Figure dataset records
:::

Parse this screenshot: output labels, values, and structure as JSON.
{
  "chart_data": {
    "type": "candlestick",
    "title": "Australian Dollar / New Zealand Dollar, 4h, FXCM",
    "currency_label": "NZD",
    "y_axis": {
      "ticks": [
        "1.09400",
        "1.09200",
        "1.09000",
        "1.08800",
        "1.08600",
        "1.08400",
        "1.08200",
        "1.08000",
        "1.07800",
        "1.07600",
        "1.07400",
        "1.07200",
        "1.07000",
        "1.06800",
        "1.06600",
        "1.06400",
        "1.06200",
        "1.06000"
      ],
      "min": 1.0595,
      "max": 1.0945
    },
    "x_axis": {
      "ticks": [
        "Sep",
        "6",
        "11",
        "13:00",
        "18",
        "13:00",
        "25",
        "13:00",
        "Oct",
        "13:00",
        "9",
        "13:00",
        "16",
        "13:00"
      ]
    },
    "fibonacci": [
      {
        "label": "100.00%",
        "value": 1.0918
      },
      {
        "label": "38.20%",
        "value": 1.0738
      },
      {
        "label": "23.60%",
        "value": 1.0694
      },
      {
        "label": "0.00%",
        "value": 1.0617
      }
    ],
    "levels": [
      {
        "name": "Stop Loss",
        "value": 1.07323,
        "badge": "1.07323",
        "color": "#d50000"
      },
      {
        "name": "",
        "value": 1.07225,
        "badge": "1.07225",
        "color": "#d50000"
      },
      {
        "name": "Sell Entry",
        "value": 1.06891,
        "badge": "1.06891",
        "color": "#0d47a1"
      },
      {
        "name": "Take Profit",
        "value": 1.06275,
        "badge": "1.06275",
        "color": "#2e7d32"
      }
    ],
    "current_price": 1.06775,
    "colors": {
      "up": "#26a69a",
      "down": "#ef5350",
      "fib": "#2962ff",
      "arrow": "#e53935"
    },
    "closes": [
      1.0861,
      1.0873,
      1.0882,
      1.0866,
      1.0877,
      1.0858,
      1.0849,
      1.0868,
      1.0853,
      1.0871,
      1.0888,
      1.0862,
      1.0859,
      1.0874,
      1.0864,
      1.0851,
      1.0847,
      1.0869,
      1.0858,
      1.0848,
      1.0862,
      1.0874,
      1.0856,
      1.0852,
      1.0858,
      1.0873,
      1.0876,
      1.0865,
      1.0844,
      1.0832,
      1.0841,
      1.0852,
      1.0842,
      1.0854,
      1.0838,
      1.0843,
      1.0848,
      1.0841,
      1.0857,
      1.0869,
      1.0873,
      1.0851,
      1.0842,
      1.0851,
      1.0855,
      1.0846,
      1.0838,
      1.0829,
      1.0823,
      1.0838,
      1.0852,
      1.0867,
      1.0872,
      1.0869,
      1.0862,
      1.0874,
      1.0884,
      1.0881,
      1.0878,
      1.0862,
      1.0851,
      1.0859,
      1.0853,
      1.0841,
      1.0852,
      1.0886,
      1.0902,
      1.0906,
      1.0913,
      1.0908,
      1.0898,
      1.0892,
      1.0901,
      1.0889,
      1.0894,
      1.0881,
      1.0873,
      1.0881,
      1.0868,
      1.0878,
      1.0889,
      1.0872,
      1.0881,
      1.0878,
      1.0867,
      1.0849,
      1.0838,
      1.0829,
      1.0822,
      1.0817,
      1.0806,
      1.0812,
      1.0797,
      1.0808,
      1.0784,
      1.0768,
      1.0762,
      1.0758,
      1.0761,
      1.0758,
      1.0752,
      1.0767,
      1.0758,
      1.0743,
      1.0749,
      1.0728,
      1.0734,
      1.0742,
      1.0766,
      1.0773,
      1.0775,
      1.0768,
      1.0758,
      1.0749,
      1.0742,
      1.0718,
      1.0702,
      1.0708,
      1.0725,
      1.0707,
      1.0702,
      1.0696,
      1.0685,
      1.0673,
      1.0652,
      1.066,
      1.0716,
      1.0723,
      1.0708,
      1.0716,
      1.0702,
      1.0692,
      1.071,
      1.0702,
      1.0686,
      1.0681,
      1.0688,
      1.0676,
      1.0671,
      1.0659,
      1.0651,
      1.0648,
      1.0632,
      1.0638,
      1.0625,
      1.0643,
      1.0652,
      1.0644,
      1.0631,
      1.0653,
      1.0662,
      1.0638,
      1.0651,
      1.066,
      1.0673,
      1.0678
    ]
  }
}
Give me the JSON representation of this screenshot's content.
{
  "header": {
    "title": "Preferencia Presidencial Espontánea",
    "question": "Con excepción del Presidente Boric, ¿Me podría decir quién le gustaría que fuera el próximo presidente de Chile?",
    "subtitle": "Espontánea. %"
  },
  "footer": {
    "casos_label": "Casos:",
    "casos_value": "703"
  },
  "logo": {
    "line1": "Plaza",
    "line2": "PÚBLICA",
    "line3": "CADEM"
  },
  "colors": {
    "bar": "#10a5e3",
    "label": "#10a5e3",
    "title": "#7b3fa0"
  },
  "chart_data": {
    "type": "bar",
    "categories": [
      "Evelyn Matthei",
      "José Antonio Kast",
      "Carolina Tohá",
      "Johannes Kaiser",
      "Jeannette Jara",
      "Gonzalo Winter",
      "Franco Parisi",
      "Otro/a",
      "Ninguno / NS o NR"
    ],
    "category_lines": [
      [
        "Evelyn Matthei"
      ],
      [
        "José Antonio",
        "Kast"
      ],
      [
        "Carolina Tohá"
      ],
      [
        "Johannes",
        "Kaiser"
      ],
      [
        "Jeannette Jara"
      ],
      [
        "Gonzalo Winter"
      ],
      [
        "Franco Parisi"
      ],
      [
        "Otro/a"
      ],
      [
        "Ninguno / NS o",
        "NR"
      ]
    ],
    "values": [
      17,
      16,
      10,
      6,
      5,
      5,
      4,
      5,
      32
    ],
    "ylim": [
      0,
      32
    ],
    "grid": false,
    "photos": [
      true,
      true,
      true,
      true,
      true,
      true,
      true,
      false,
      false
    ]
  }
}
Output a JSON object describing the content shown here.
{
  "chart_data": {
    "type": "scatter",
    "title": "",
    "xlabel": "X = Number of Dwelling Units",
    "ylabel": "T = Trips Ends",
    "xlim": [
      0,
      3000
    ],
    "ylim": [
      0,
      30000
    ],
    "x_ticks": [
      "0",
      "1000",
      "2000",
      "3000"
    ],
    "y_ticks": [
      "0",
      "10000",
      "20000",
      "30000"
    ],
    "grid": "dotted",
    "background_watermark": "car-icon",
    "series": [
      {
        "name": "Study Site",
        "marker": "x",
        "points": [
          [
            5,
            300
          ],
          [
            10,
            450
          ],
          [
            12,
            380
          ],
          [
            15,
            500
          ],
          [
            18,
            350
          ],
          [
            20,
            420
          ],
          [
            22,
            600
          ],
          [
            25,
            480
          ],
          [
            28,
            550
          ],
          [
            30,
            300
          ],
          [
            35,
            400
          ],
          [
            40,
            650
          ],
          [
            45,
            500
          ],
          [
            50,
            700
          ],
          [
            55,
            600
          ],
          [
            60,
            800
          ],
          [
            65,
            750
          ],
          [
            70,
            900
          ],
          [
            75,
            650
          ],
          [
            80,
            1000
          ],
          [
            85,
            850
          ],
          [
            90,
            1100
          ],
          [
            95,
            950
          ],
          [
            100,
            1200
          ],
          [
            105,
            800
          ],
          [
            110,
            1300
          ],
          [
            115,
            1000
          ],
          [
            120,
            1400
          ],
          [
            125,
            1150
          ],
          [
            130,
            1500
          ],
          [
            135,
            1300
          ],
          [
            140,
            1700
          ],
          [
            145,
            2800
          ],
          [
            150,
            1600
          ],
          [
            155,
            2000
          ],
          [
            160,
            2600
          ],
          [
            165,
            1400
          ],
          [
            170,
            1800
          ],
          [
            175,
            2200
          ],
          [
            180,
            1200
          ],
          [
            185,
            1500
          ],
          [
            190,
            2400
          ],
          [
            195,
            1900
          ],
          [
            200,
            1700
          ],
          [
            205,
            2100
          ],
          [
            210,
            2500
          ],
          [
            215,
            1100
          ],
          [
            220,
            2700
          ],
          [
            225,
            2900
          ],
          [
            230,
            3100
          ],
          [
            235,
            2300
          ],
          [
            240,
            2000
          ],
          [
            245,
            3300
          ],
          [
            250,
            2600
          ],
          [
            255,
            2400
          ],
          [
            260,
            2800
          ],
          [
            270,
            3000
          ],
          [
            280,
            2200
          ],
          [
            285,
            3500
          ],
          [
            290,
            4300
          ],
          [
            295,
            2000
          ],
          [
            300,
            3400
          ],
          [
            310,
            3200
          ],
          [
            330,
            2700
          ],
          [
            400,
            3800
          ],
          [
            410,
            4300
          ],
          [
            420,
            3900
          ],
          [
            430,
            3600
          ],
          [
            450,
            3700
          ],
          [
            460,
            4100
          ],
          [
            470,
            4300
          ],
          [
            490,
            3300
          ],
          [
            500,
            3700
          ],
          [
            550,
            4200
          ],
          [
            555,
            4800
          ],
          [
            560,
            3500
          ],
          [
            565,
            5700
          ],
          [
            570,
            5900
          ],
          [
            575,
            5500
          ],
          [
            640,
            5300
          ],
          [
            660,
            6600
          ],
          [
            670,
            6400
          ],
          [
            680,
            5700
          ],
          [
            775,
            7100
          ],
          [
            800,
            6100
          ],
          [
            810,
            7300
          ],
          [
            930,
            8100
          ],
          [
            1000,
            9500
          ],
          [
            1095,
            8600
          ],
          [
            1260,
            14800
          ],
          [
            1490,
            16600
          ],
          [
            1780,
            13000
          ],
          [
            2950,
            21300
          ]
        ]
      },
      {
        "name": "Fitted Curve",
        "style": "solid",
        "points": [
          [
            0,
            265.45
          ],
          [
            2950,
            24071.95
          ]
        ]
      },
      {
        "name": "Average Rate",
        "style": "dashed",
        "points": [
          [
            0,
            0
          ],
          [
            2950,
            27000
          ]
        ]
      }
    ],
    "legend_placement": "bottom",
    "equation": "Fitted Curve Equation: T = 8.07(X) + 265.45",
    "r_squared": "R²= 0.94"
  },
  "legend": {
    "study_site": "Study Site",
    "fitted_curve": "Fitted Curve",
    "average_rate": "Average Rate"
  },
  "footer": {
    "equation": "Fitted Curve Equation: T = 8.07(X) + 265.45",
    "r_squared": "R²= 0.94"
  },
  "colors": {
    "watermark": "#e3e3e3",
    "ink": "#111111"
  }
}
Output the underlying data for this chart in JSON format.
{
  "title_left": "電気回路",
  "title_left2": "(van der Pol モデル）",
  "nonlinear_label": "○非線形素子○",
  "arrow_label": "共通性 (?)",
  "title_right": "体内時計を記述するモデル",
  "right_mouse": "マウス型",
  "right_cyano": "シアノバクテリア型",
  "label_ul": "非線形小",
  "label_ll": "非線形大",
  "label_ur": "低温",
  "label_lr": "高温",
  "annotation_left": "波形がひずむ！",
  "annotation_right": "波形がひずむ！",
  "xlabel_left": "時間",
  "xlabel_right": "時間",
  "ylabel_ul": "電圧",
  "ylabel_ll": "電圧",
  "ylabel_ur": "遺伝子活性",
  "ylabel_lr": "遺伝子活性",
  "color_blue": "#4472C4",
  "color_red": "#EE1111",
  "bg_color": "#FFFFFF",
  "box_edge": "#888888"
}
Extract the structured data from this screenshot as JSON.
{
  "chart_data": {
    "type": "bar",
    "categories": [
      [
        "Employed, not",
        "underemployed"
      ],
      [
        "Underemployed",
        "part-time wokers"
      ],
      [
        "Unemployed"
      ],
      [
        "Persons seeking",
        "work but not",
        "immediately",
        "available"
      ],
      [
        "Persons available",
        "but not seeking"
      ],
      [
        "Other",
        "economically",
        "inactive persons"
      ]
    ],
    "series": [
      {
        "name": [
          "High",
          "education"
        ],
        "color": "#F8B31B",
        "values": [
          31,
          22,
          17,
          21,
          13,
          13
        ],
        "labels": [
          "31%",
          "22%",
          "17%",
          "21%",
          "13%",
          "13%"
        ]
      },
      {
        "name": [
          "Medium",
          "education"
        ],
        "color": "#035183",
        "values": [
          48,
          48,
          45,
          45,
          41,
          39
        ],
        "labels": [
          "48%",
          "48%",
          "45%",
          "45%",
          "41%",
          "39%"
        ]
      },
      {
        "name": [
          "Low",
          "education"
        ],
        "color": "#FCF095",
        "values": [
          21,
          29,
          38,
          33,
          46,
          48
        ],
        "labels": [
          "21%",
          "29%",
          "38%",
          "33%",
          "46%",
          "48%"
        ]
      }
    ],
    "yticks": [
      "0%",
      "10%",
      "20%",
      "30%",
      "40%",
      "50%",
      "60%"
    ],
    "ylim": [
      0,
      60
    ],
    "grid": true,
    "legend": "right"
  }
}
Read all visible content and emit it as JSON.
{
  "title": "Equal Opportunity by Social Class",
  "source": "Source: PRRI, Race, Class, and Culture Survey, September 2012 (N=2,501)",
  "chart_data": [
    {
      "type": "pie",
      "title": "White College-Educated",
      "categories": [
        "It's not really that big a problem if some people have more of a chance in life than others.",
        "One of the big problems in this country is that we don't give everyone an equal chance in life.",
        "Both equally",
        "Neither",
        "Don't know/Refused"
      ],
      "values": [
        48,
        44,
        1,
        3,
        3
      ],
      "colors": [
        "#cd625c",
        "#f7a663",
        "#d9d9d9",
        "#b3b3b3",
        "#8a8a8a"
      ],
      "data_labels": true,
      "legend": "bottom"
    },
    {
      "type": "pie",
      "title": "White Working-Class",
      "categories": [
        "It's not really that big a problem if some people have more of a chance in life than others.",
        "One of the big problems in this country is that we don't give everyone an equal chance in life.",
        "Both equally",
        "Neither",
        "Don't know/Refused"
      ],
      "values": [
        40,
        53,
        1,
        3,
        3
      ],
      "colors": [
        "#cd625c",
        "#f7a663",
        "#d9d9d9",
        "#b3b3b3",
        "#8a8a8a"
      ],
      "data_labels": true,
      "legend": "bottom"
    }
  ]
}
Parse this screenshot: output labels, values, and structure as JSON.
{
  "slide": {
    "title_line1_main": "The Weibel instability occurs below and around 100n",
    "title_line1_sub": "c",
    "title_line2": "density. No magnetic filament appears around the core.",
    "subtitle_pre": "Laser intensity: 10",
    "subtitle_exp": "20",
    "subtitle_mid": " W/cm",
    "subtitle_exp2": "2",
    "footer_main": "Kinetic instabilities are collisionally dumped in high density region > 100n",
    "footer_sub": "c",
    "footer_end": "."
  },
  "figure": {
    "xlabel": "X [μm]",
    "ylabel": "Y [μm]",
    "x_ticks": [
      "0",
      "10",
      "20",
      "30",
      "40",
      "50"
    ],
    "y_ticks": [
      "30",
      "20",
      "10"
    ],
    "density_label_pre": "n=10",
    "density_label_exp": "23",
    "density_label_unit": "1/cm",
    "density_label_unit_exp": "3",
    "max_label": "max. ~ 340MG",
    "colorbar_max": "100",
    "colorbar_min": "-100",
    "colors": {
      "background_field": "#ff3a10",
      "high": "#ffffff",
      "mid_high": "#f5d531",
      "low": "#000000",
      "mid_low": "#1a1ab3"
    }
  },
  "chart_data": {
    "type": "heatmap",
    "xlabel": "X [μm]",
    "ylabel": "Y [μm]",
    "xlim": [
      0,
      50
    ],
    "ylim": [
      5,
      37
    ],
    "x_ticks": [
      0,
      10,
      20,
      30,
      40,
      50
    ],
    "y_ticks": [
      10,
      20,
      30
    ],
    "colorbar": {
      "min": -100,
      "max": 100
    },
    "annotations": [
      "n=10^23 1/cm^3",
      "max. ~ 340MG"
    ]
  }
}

:::

Requirement:
List the lines that contain the word "White".

Response for this exercise:
      "title": "White College-Educated",
      "title": "White Working-Class",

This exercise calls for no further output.